• Required work: Exactly as written, quote every line that follows, skipping the images.

• Provided information:
* * * * *

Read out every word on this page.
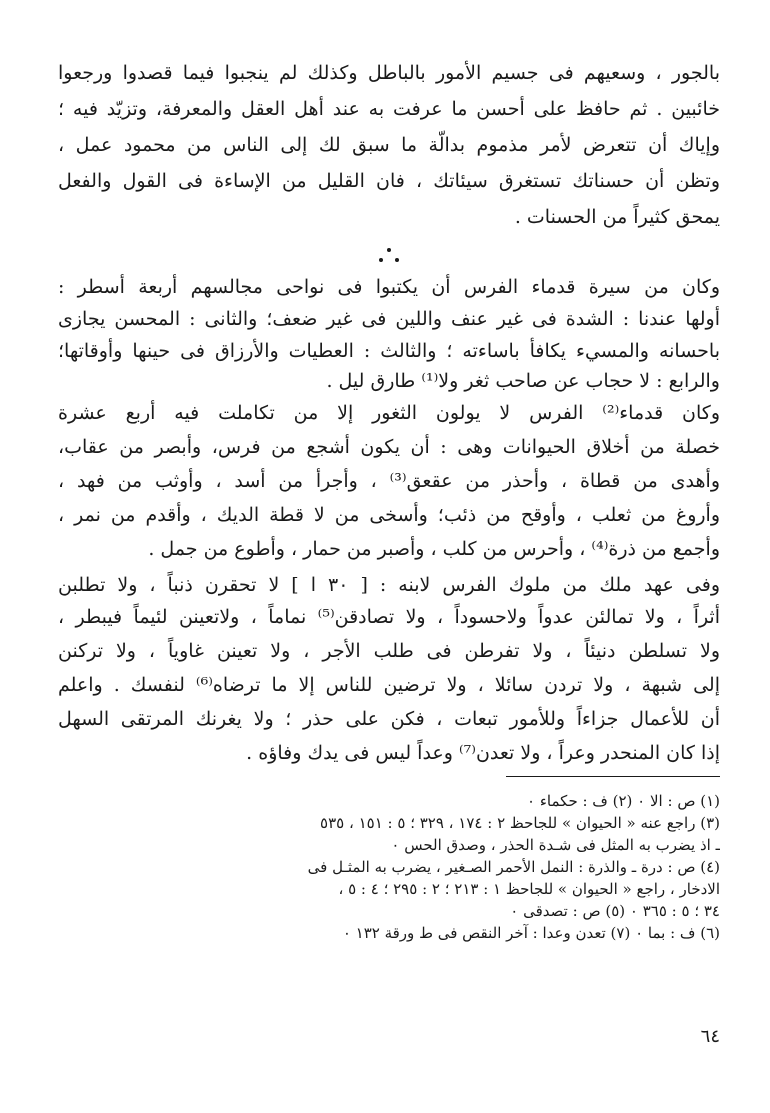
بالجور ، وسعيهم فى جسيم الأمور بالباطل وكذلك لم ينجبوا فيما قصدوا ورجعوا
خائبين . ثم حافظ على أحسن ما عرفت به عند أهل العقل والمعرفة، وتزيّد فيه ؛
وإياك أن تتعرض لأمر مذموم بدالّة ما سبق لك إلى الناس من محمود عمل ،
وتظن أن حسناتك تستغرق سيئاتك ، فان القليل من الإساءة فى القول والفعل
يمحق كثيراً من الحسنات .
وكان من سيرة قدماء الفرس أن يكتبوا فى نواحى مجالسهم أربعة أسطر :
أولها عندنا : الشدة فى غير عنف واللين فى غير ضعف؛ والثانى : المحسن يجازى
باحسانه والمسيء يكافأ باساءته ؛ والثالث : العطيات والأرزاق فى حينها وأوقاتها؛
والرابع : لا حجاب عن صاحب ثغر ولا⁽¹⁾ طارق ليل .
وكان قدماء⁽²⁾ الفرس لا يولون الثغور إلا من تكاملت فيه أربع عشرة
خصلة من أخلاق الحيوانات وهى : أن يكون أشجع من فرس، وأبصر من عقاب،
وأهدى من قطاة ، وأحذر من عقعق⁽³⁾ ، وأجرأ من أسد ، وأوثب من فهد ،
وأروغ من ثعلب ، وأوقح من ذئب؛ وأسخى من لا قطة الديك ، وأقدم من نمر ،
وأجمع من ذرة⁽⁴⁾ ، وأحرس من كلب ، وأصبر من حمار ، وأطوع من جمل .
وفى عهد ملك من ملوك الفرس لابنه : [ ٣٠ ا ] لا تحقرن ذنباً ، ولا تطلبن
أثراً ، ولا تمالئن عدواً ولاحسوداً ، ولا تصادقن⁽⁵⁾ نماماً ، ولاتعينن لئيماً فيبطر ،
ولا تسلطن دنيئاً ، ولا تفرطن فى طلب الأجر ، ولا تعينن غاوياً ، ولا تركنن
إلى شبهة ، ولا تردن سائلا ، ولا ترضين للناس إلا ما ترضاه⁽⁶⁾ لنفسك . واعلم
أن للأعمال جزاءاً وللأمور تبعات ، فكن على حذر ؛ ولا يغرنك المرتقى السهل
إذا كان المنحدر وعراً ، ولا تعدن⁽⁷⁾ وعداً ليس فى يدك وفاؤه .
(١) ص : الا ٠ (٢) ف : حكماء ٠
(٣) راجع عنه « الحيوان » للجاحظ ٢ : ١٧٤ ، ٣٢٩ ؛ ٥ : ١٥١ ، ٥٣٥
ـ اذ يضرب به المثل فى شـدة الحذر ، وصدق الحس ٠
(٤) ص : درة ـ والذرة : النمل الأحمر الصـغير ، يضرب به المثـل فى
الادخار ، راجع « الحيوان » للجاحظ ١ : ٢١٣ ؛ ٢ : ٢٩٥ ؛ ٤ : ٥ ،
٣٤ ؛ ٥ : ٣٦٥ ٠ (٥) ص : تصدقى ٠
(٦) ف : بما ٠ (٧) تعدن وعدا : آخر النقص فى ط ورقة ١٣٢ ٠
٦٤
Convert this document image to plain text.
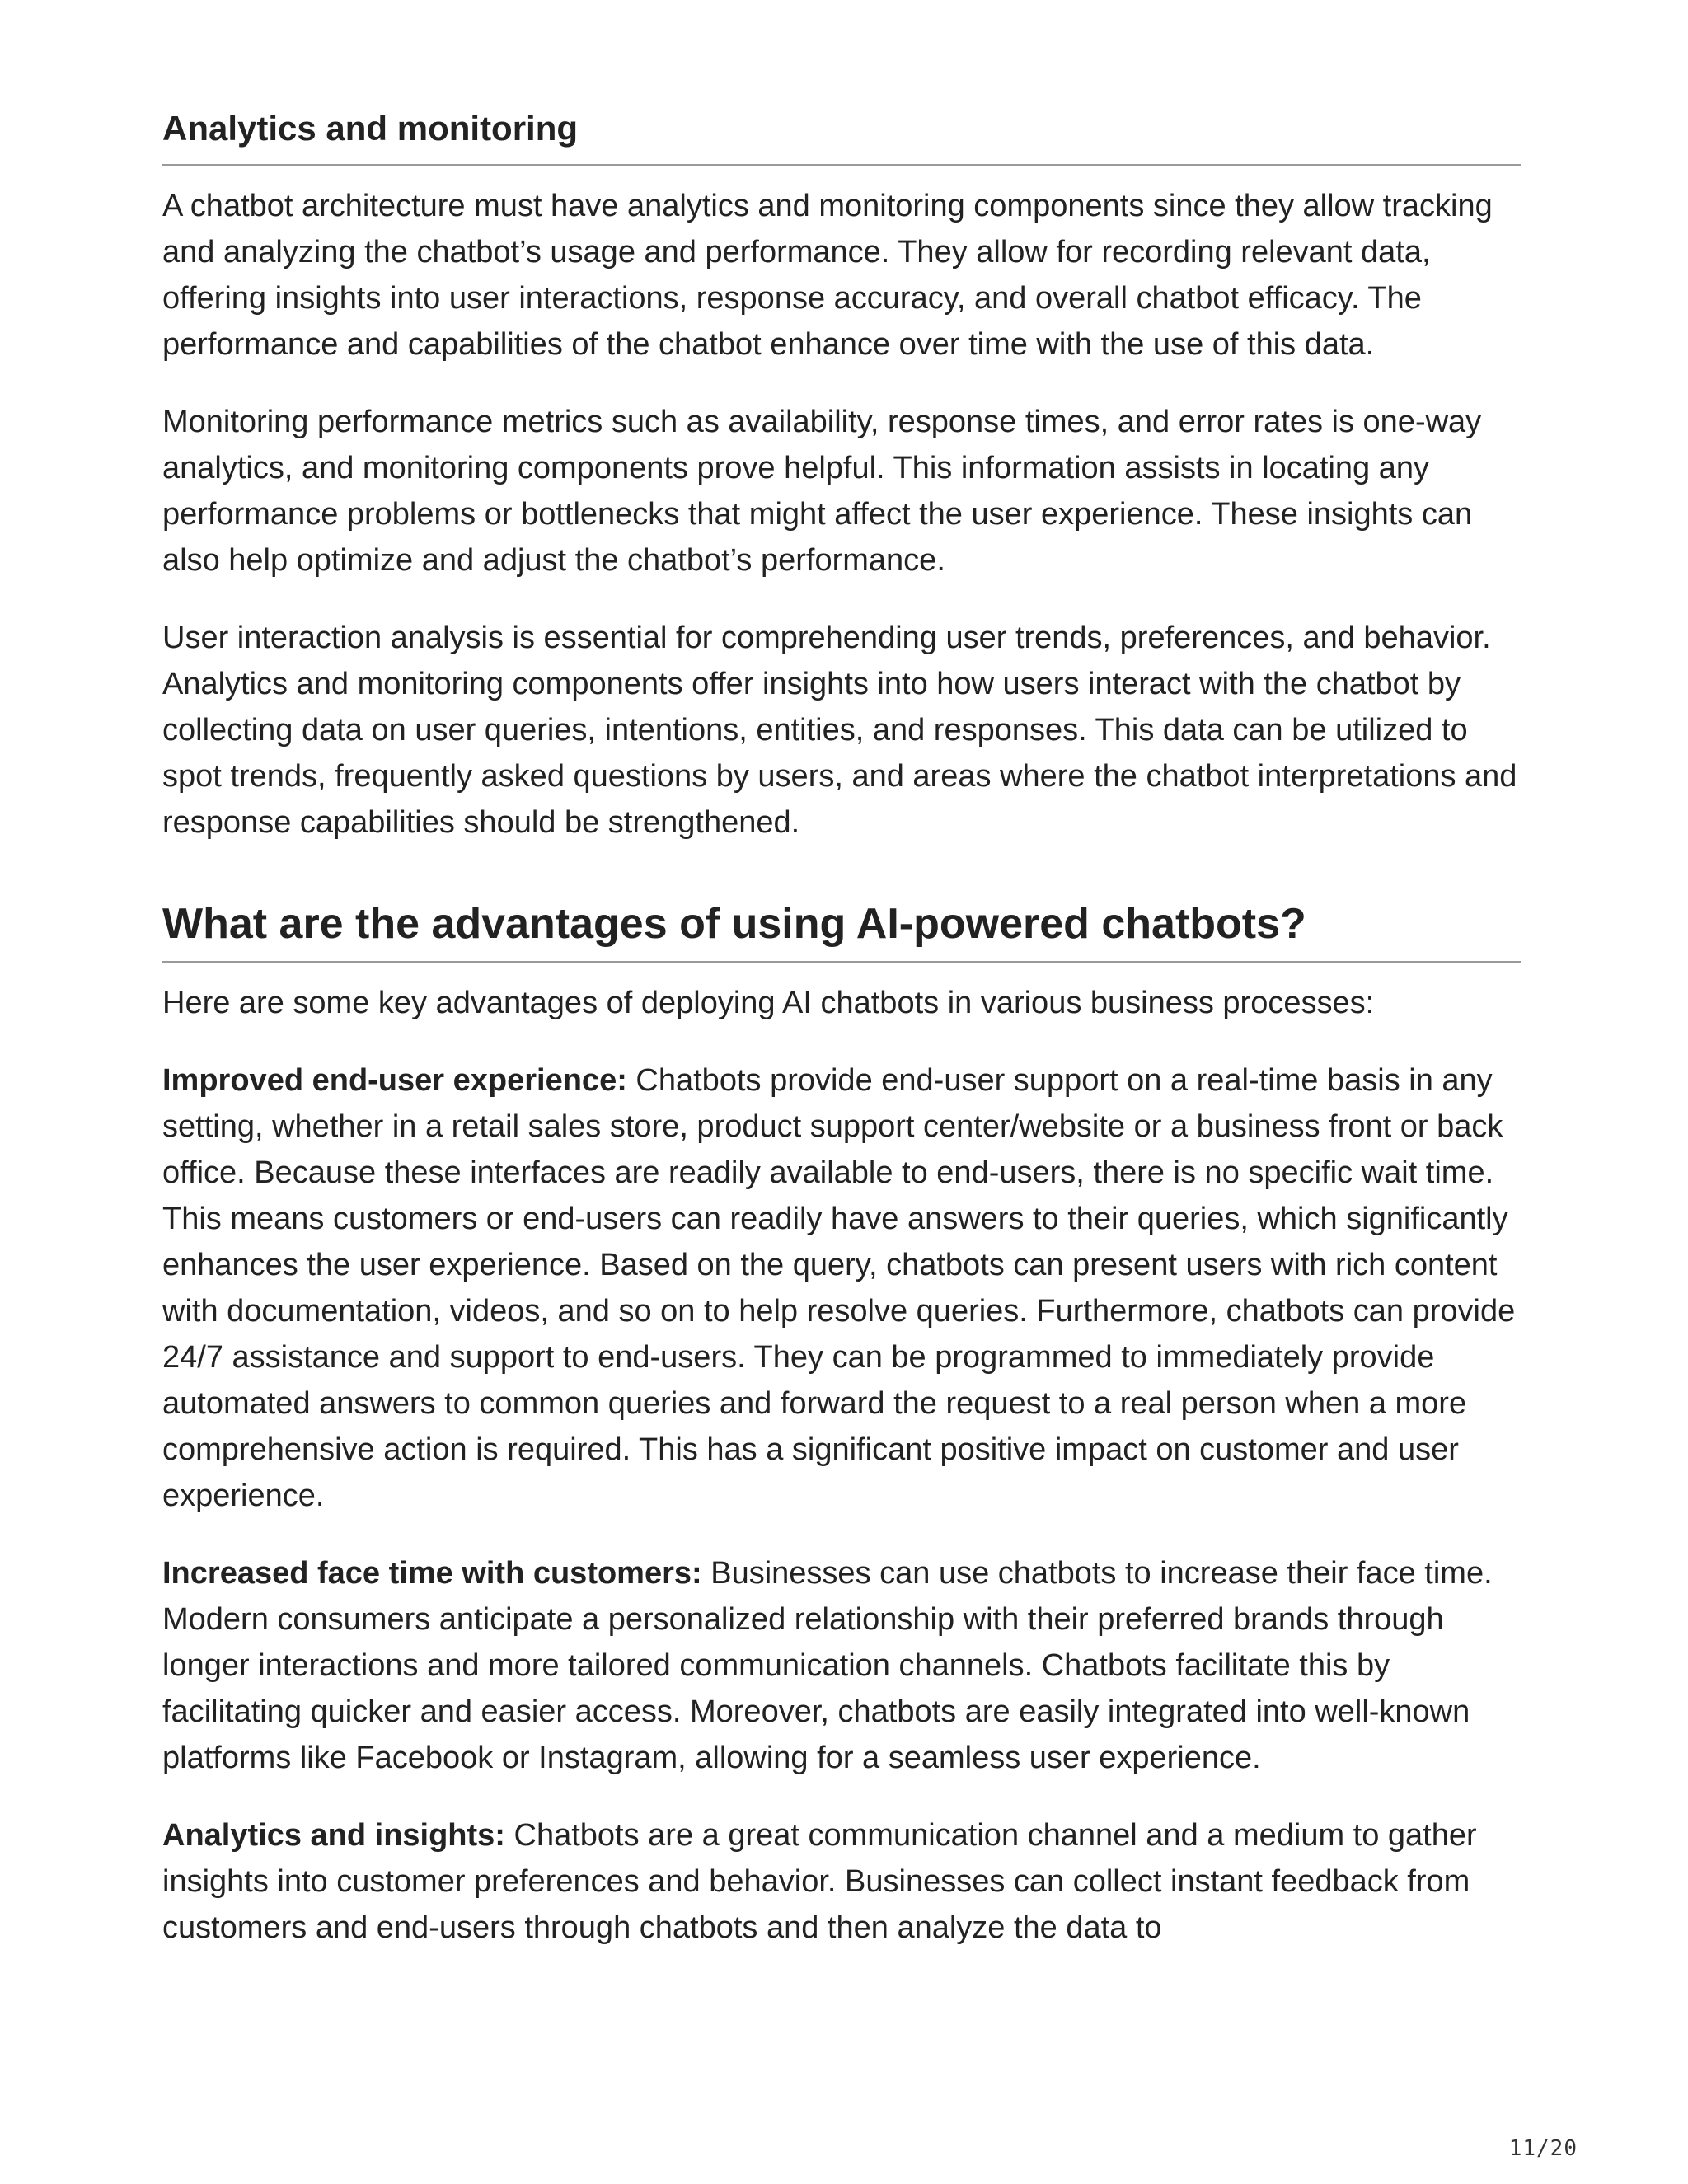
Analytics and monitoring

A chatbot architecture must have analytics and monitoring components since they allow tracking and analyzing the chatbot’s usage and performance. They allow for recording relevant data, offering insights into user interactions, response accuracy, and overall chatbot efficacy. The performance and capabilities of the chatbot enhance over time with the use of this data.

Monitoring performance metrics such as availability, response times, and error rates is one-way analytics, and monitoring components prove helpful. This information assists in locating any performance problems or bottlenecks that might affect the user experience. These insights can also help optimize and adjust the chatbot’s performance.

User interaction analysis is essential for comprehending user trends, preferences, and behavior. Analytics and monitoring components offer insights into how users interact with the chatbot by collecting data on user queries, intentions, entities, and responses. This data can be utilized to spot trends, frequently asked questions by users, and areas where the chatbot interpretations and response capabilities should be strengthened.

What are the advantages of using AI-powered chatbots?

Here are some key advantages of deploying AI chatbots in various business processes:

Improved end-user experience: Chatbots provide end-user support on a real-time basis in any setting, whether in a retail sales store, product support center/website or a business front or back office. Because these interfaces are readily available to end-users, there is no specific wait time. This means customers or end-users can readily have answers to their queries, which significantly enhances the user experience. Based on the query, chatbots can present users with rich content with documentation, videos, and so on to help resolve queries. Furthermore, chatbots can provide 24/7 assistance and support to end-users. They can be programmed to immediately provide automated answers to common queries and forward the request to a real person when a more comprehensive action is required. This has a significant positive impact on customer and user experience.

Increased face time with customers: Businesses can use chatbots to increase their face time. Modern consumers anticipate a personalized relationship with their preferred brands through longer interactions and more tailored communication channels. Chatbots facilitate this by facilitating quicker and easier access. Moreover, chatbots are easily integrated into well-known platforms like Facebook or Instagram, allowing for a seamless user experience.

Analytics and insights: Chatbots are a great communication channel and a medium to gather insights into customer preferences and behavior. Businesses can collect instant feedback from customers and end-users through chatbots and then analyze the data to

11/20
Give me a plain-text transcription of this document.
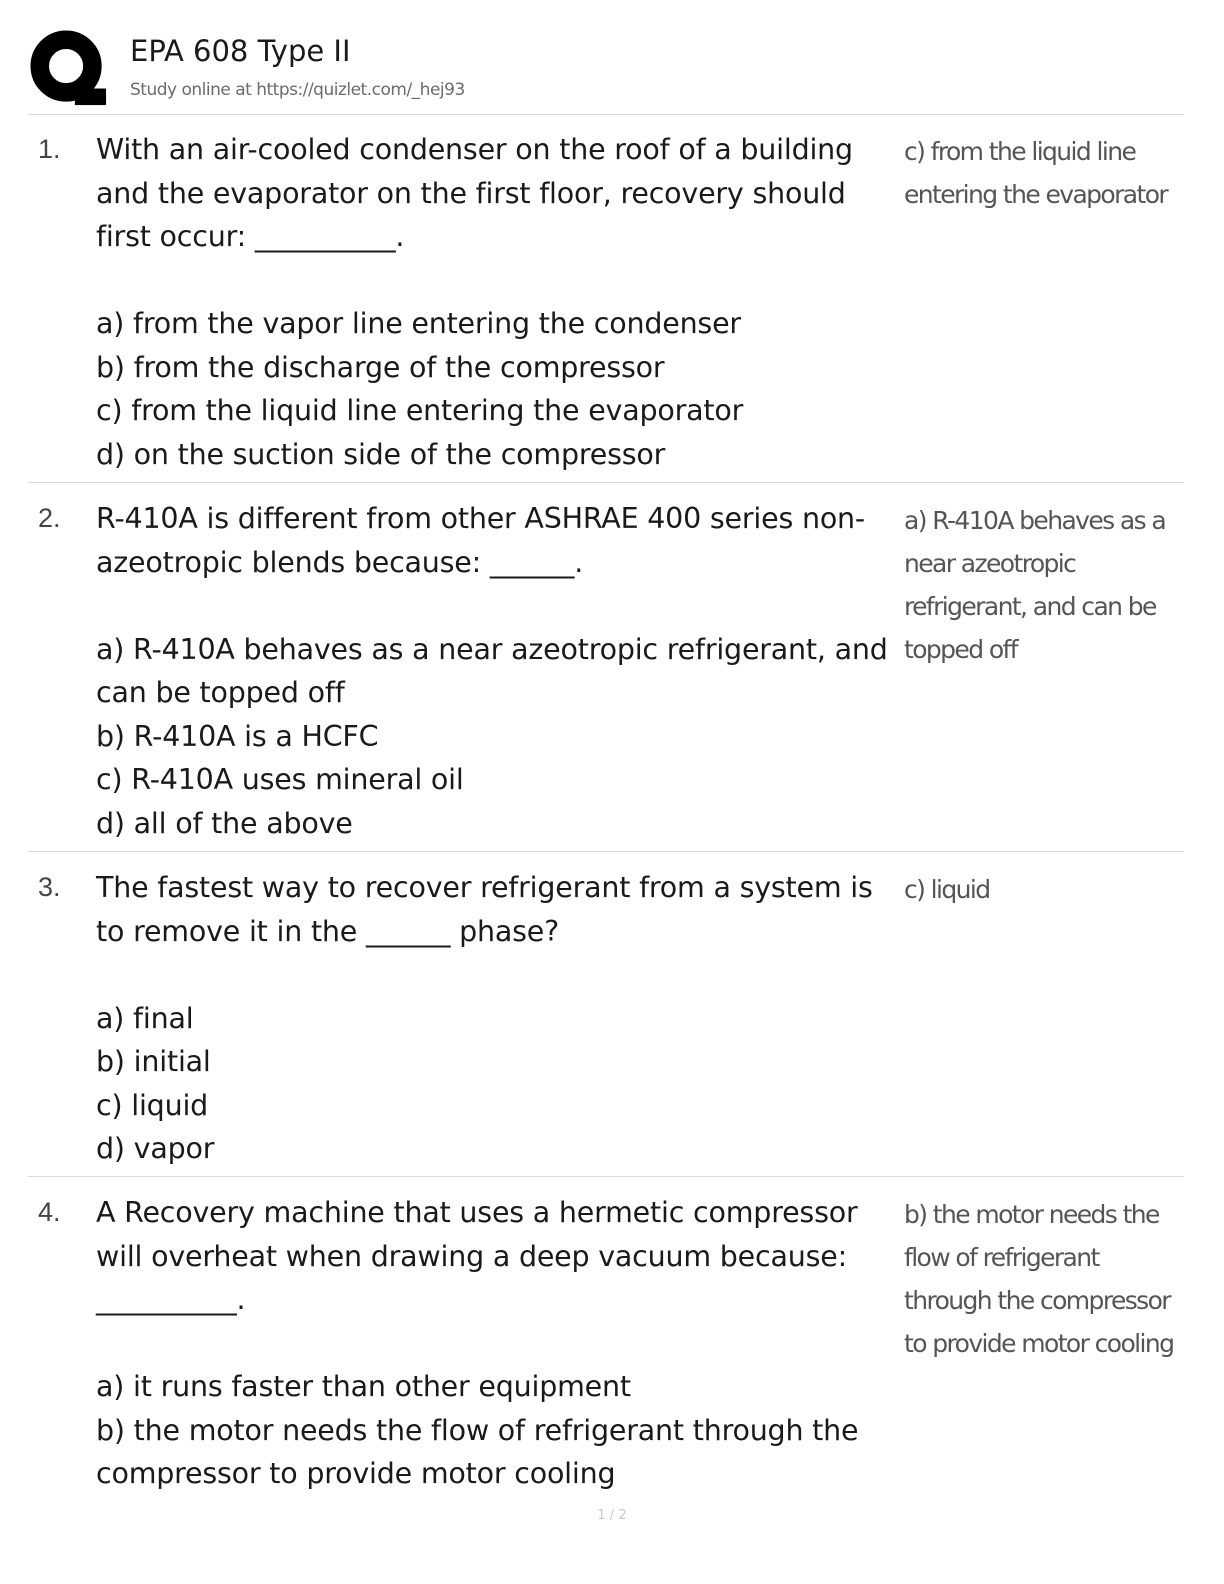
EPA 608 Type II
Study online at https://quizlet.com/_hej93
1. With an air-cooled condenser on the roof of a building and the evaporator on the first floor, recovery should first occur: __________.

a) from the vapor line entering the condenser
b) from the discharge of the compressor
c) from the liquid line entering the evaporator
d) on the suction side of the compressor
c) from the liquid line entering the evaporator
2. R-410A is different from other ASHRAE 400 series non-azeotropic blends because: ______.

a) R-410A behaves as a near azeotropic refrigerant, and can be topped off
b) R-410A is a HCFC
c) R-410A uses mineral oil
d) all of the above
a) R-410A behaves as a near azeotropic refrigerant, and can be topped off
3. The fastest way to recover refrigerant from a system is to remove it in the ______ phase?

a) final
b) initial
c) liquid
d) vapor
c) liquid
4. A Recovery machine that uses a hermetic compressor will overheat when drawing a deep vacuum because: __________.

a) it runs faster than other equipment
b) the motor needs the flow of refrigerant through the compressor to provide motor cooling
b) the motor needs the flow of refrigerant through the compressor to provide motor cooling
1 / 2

* * * * *

• Exercise response:
Read out every word on this page.
بالجور ، وسعيهم فى جسيم الأمور بالباطل وكذلك لم ينجبوا فيما قصدوا ورجعوا
خائبين . ثم حافظ على أحسن ما عرفت به عند أهل العقل والمعرفة، وتزيّد فيه ؛
وإياك أن تتعرض لأمر مذموم بدالّة ما سبق لك إلى الناس من محمود عمل ،
وتظن أن حسناتك تستغرق سيئاتك ، فان القليل من الإساءة فى القول والفعل
يمحق كثيراً من الحسنات .
وكان من سيرة قدماء الفرس أن يكتبوا فى نواحى مجالسهم أربعة أسطر :
أولها عندنا : الشدة فى غير عنف واللين فى غير ضعف؛ والثانى : المحسن يجازى
باحسانه والمسيء يكافأ باساءته ؛ والثالث : العطيات والأرزاق فى حينها وأوقاتها؛
والرابع : لا حجاب عن صاحب ثغر ولا⁽¹⁾ طارق ليل .
وكان قدماء⁽²⁾ الفرس لا يولون الثغور إلا من تكاملت فيه أربع عشرة
خصلة من أخلاق الحيوانات وهى : أن يكون أشجع من فرس، وأبصر من عقاب،
وأهدى من قطاة ، وأحذر من عقعق⁽³⁾ ، وأجرأ من أسد ، وأوثب من فهد ،
وأروغ من ثعلب ، وأوقح من ذئب؛ وأسخى من لا قطة الديك ، وأقدم من نمر ،
وأجمع من ذرة⁽⁴⁾ ، وأحرس من كلب ، وأصبر من حمار ، وأطوع من جمل .
وفى عهد ملك من ملوك الفرس لابنه : [ ٣٠ ا ] لا تحقرن ذنباً ، ولا تطلبن
أثراً ، ولا تمالئن عدواً ولاحسوداً ، ولا تصادقن⁽⁵⁾ نماماً ، ولاتعينن لئيماً فيبطر ،
ولا تسلطن دنيئاً ، ولا تفرطن فى طلب الأجر ، ولا تعينن غاوياً ، ولا تركنن
إلى شبهة ، ولا تردن سائلا ، ولا ترضين للناس إلا ما ترضاه⁽⁶⁾ لنفسك . واعلم
أن للأعمال جزاءاً وللأمور تبعات ، فكن على حذر ؛ ولا يغرنك المرتقى السهل
إذا كان المنحدر وعراً ، ولا تعدن⁽⁷⁾ وعداً ليس فى يدك وفاؤه .
(١) ص : الا ٠ (٢) ف : حكماء ٠
(٣) راجع عنه « الحيوان » للجاحظ ٢ : ١٧٤ ، ٣٢٩ ؛ ٥ : ١٥١ ، ٥٣٥
ـ اذ يضرب به المثل فى شـدة الحذر ، وصدق الحس ٠
(٤) ص : درة ـ والذرة : النمل الأحمر الصـغير ، يضرب به المثـل فى
الادخار ، راجع « الحيوان » للجاحظ ١ : ٢١٣ ؛ ٢ : ٢٩٥ ؛ ٤ : ٥ ،
٣٤ ؛ ٥ : ٣٦٥ ٠ (٥) ص : تصدقى ٠
(٦) ف : بما ٠ (٧) تعدن وعدا : آخر النقص فى ط ورقة ١٣٢ ٠
٦٤
Convert this document image to plain text.
Analytics and monitoring

A chatbot architecture must have analytics and monitoring components since they allow tracking and analyzing the chatbot’s usage and performance. They allow for recording relevant data, offering insights into user interactions, response accuracy, and overall chatbot efficacy. The performance and capabilities of the chatbot enhance over time with the use of this data.

Monitoring performance metrics such as availability, response times, and error rates is one-way analytics, and monitoring components prove helpful. This information assists in locating any performance problems or bottlenecks that might affect the user experience. These insights can also help optimize and adjust the chatbot’s performance.

User interaction analysis is essential for comprehending user trends, preferences, and behavior. Analytics and monitoring components offer insights into how users interact with the chatbot by collecting data on user queries, intentions, entities, and responses. This data can be utilized to spot trends, frequently asked questions by users, and areas where the chatbot interpretations and response capabilities should be strengthened.

What are the advantages of using AI-powered chatbots?

Here are some key advantages of deploying AI chatbots in various business processes:

Improved end-user experience: Chatbots provide end-user support on a real-time basis in any setting, whether in a retail sales store, product support center/website or a business front or back office. Because these interfaces are readily available to end-users, there is no specific wait time. This means customers or end-users can readily have answers to their queries, which significantly enhances the user experience. Based on the query, chatbots can present users with rich content with documentation, videos, and so on to help resolve queries. Furthermore, chatbots can provide 24/7 assistance and support to end-users. They can be programmed to immediately provide automated answers to common queries and forward the request to a real person when a more comprehensive action is required. This has a significant positive impact on customer and user experience.

Increased face time with customers: Businesses can use chatbots to increase their face time. Modern consumers anticipate a personalized relationship with their preferred brands through longer interactions and more tailored communication channels. Chatbots facilitate this by facilitating quicker and easier access. Moreover, chatbots are easily integrated into well-known platforms like Facebook or Instagram, allowing for a seamless user experience.

Analytics and insights: Chatbots are a great communication channel and a medium to gather insights into customer preferences and behavior. Businesses can collect instant feedback from customers and end-users through chatbots and then analyze the data to

11/20
Give me a plain-text transcription of this document.
EPA 608 Type II
Study online at https://quizlet.com/_hej93
1. With an air-cooled condenser on the roof of a building and the evaporator on the first floor, recovery should first occur: __________.

a) from the vapor line entering the condenser
b) from the discharge of the compressor
c) from the liquid line entering the evaporator
d) on the suction side of the compressor
c) from the liquid line entering the evaporator
2. R-410A is different from other ASHRAE 400 series non-azeotropic blends because: ______.

a) R-410A behaves as a near azeotropic refrigerant, and can be topped off
b) R-410A is a HCFC
c) R-410A uses mineral oil
d) all of the above
a) R-410A behaves as a near azeotropic refrigerant, and can be topped off
3. The fastest way to recover refrigerant from a system is to remove it in the ______ phase?

a) final
b) initial
c) liquid
d) vapor
c) liquid
4. A Recovery machine that uses a hermetic compressor will overheat when drawing a deep vacuum because: __________.

a) it runs faster than other equipment
b) the motor needs the flow of refrigerant through the compressor to provide motor cooling
b) the motor needs the flow of refrigerant through the compressor to provide motor cooling
1 / 2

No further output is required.